Data shown -
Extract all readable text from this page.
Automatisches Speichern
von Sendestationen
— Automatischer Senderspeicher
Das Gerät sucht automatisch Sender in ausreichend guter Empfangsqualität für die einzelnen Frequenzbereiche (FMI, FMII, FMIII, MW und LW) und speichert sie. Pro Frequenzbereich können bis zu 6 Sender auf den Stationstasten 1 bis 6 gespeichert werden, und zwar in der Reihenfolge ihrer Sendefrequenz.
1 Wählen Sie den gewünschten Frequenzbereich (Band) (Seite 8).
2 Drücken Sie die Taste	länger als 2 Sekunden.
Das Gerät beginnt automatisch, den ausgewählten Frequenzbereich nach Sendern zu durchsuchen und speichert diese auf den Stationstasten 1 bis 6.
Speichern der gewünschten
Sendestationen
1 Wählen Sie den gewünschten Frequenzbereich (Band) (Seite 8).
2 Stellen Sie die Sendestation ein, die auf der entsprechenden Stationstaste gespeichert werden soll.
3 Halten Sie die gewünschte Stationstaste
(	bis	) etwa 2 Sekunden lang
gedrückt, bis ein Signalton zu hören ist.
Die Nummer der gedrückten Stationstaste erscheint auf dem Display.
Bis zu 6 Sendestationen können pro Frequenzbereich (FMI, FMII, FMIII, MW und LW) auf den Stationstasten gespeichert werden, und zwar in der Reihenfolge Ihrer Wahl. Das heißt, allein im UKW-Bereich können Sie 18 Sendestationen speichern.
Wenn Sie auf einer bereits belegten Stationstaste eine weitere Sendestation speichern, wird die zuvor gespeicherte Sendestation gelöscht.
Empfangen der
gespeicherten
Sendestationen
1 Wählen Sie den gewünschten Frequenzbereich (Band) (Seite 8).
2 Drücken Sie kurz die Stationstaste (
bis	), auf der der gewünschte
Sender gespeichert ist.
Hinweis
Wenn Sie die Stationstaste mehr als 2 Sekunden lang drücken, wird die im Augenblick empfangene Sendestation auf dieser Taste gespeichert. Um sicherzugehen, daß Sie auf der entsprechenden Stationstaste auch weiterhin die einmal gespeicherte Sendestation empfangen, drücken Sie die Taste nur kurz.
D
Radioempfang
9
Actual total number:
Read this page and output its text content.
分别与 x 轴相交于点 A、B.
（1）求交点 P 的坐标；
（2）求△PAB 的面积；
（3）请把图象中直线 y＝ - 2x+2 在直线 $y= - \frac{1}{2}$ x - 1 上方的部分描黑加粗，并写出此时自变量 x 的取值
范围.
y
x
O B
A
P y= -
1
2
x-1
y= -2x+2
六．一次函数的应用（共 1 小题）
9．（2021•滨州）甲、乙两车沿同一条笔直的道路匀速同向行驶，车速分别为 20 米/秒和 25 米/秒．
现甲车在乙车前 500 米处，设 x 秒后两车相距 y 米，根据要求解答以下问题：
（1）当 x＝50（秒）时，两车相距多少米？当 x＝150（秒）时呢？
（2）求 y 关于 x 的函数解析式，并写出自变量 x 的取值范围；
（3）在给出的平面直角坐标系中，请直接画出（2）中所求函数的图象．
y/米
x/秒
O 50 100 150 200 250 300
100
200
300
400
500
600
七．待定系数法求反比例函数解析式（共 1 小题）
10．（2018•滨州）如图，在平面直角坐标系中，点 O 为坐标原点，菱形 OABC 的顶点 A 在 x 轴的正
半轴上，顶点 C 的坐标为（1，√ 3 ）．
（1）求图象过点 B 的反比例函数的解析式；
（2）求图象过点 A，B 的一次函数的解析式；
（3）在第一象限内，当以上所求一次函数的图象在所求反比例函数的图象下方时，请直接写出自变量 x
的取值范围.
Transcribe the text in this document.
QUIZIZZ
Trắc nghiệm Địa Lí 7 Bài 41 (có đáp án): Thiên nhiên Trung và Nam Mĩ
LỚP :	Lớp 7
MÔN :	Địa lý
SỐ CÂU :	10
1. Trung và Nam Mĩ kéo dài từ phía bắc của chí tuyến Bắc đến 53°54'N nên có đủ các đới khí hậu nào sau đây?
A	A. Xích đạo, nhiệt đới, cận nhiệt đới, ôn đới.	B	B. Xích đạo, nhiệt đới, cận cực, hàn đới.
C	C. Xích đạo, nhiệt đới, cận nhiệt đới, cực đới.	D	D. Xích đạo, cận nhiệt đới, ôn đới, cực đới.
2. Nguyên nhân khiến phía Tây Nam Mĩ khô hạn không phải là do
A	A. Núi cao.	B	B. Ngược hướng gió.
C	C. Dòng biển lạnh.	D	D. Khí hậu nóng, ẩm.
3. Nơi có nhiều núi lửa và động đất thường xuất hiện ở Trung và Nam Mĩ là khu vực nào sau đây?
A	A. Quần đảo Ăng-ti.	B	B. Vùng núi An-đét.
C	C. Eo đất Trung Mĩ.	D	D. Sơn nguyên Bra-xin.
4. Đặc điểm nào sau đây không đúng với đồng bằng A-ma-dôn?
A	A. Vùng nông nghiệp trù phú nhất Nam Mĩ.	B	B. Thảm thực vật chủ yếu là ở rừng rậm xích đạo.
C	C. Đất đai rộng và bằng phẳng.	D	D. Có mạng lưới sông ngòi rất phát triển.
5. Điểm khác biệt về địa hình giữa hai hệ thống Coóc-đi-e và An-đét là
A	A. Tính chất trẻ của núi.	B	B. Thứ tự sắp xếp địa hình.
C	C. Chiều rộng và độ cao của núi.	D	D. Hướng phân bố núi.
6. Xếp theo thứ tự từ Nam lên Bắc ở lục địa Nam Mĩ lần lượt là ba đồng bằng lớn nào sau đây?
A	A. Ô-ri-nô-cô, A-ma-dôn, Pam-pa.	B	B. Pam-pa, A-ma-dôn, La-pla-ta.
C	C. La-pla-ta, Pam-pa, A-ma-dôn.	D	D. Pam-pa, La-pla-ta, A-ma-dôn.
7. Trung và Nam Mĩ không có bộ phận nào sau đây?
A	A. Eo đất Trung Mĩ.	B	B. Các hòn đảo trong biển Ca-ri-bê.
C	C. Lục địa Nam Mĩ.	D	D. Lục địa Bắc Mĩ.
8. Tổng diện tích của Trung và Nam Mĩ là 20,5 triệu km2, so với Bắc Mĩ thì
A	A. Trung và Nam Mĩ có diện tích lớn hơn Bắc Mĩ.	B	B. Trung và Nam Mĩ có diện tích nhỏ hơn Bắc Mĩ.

The request - Copy all the records above exactly, missing none.

Response -
Extract all readable text from this page.
Automatisches Speichern
von Sendestationen
— Automatischer Senderspeicher
Das Gerät sucht automatisch Sender in ausreichend guter Empfangsqualität für die einzelnen Frequenzbereiche (FMI, FMII, FMIII, MW und LW) und speichert sie. Pro Frequenzbereich können bis zu 6 Sender auf den Stationstasten 1 bis 6 gespeichert werden, und zwar in der Reihenfolge ihrer Sendefrequenz.
1 Wählen Sie den gewünschten Frequenzbereich (Band) (Seite 8).
2 Drücken Sie die Taste	länger als 2 Sekunden.
Das Gerät beginnt automatisch, den ausgewählten Frequenzbereich nach Sendern zu durchsuchen und speichert diese auf den Stationstasten 1 bis 6.
Speichern der gewünschten
Sendestationen
1 Wählen Sie den gewünschten Frequenzbereich (Band) (Seite 8).
2 Stellen Sie die Sendestation ein, die auf der entsprechenden Stationstaste gespeichert werden soll.
3 Halten Sie die gewünschte Stationstaste
(	bis	) etwa 2 Sekunden lang
gedrückt, bis ein Signalton zu hören ist.
Die Nummer der gedrückten Stationstaste erscheint auf dem Display.
Bis zu 6 Sendestationen können pro Frequenzbereich (FMI, FMII, FMIII, MW und LW) auf den Stationstasten gespeichert werden, und zwar in der Reihenfolge Ihrer Wahl. Das heißt, allein im UKW-Bereich können Sie 18 Sendestationen speichern.
Wenn Sie auf einer bereits belegten Stationstaste eine weitere Sendestation speichern, wird die zuvor gespeicherte Sendestation gelöscht.
Empfangen der
gespeicherten
Sendestationen
1 Wählen Sie den gewünschten Frequenzbereich (Band) (Seite 8).
2 Drücken Sie kurz die Stationstaste (
bis	), auf der der gewünschte
Sender gespeichert ist.
Hinweis
Wenn Sie die Stationstaste mehr als 2 Sekunden lang drücken, wird die im Augenblick empfangene Sendestation auf dieser Taste gespeichert. Um sicherzugehen, daß Sie auf der entsprechenden Stationstaste auch weiterhin die einmal gespeicherte Sendestation empfangen, drücken Sie die Taste nur kurz.
D
Radioempfang
9
Actual total number:
Read this page and output its text content.
分别与 x 轴相交于点 A、B.
（1）求交点 P 的坐标；
（2）求△PAB 的面积；
（3）请把图象中直线 y＝ - 2x+2 在直线 $y= - \frac{1}{2}$ x - 1 上方的部分描黑加粗，并写出此时自变量 x 的取值
范围.
y
x
O B
A
P y= -
1
2
x-1
y= -2x+2
六．一次函数的应用（共 1 小题）
9．（2021•滨州）甲、乙两车沿同一条笔直的道路匀速同向行驶，车速分别为 20 米/秒和 25 米/秒．
现甲车在乙车前 500 米处，设 x 秒后两车相距 y 米，根据要求解答以下问题：
（1）当 x＝50（秒）时，两车相距多少米？当 x＝150（秒）时呢？
（2）求 y 关于 x 的函数解析式，并写出自变量 x 的取值范围；
（3）在给出的平面直角坐标系中，请直接画出（2）中所求函数的图象．
y/米
x/秒
O 50 100 150 200 250 300
100
200
300
400
500
600
七．待定系数法求反比例函数解析式（共 1 小题）
10．（2018•滨州）如图，在平面直角坐标系中，点 O 为坐标原点，菱形 OABC 的顶点 A 在 x 轴的正
半轴上，顶点 C 的坐标为（1，√ 3 ）．
（1）求图象过点 B 的反比例函数的解析式；
（2）求图象过点 A，B 的一次函数的解析式；
（3）在第一象限内，当以上所求一次函数的图象在所求反比例函数的图象下方时，请直接写出自变量 x
的取值范围.
Transcribe the text in this document.
QUIZIZZ
Trắc nghiệm Địa Lí 7 Bài 41 (có đáp án): Thiên nhiên Trung và Nam Mĩ
LỚP :	Lớp 7
MÔN :	Địa lý
SỐ CÂU :	10
1. Trung và Nam Mĩ kéo dài từ phía bắc của chí tuyến Bắc đến 53°54'N nên có đủ các đới khí hậu nào sau đây?
A	A. Xích đạo, nhiệt đới, cận nhiệt đới, ôn đới.	B	B. Xích đạo, nhiệt đới, cận cực, hàn đới.
C	C. Xích đạo, nhiệt đới, cận nhiệt đới, cực đới.	D	D. Xích đạo, cận nhiệt đới, ôn đới, cực đới.
2. Nguyên nhân khiến phía Tây Nam Mĩ khô hạn không phải là do
A	A. Núi cao.	B	B. Ngược hướng gió.
C	C. Dòng biển lạnh.	D	D. Khí hậu nóng, ẩm.
3. Nơi có nhiều núi lửa và động đất thường xuất hiện ở Trung và Nam Mĩ là khu vực nào sau đây?
A	A. Quần đảo Ăng-ti.	B	B. Vùng núi An-đét.
C	C. Eo đất Trung Mĩ.	D	D. Sơn nguyên Bra-xin.
4. Đặc điểm nào sau đây không đúng với đồng bằng A-ma-dôn?
A	A. Vùng nông nghiệp trù phú nhất Nam Mĩ.	B	B. Thảm thực vật chủ yếu là ở rừng rậm xích đạo.
C	C. Đất đai rộng và bằng phẳng.	D	D. Có mạng lưới sông ngòi rất phát triển.
5. Điểm khác biệt về địa hình giữa hai hệ thống Coóc-đi-e và An-đét là
A	A. Tính chất trẻ của núi.	B	B. Thứ tự sắp xếp địa hình.
C	C. Chiều rộng và độ cao của núi.	D	D. Hướng phân bố núi.
6. Xếp theo thứ tự từ Nam lên Bắc ở lục địa Nam Mĩ lần lượt là ba đồng bằng lớn nào sau đây?
A	A. Ô-ri-nô-cô, A-ma-dôn, Pam-pa.	B	B. Pam-pa, A-ma-dôn, La-pla-ta.
C	C. La-pla-ta, Pam-pa, A-ma-dôn.	D	D. Pam-pa, La-pla-ta, A-ma-dôn.
7. Trung và Nam Mĩ không có bộ phận nào sau đây?
A	A. Eo đất Trung Mĩ.	B	B. Các hòn đảo trong biển Ca-ri-bê.
C	C. Lục địa Nam Mĩ.	D	D. Lục địa Bắc Mĩ.
8. Tổng diện tích của Trung và Nam Mĩ là 20,5 triệu km2, so với Bắc Mĩ thì
A	A. Trung và Nam Mĩ có diện tích lớn hơn Bắc Mĩ.	B	B. Trung và Nam Mĩ có diện tích nhỏ hơn Bắc Mĩ.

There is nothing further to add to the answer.